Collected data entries
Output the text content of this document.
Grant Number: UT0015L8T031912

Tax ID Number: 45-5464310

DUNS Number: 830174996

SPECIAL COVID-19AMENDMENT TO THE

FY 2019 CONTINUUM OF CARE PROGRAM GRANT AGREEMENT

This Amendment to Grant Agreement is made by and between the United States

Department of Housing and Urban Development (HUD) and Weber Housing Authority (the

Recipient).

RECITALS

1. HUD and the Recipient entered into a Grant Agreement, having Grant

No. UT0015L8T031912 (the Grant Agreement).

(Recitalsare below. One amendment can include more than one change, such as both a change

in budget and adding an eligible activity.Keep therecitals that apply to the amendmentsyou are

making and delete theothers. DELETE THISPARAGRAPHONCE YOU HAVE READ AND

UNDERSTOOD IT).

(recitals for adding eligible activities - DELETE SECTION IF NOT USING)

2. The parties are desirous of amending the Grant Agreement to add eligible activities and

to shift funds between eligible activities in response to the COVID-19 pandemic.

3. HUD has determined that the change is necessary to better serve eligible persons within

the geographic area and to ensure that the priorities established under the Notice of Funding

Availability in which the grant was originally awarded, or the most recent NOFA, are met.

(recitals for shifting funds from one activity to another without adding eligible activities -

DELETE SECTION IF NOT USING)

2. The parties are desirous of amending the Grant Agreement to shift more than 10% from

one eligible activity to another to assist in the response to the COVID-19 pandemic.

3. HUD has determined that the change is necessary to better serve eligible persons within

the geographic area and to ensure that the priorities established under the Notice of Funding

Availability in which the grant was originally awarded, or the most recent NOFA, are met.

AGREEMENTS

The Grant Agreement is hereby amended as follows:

▶ WHAT YOU HAVE TO DO: Every line of the data above should be copied exactly.

▶ RESPONSE:
Output the text content of this document.
Grant Number: UT0015L8T031912

Tax ID Number: 45-5464310

DUNS Number: 830174996

SPECIAL COVID-19AMENDMENT TO THE

FY 2019 CONTINUUM OF CARE PROGRAM GRANT AGREEMENT

This Amendment to Grant Agreement is made by and between the United States

Department of Housing and Urban Development (HUD) and Weber Housing Authority (the

Recipient).

RECITALS

1. HUD and the Recipient entered into a Grant Agreement, having Grant

No. UT0015L8T031912 (the Grant Agreement).

(Recitalsare below. One amendment can include more than one change, such as both a change

in budget and adding an eligible activity.Keep therecitals that apply to the amendmentsyou are

making and delete theothers. DELETE THISPARAGRAPHONCE YOU HAVE READ AND

UNDERSTOOD IT).

(recitals for adding eligible activities - DELETE SECTION IF NOT USING)

2. The parties are desirous of amending the Grant Agreement to add eligible activities and

to shift funds between eligible activities in response to the COVID-19 pandemic.

3. HUD has determined that the change is necessary to better serve eligible persons within

the geographic area and to ensure that the priorities established under the Notice of Funding

Availability in which the grant was originally awarded, or the most recent NOFA, are met.

(recitals for shifting funds from one activity to another without adding eligible activities -

DELETE SECTION IF NOT USING)

2. The parties are desirous of amending the Grant Agreement to shift more than 10% from

one eligible activity to another to assist in the response to the COVID-19 pandemic.

3. HUD has determined that the change is necessary to better serve eligible persons within

the geographic area and to ensure that the priorities established under the Notice of Funding

Availability in which the grant was originally awarded, or the most recent NOFA, are met.

AGREEMENTS

The Grant Agreement is hereby amended as follows:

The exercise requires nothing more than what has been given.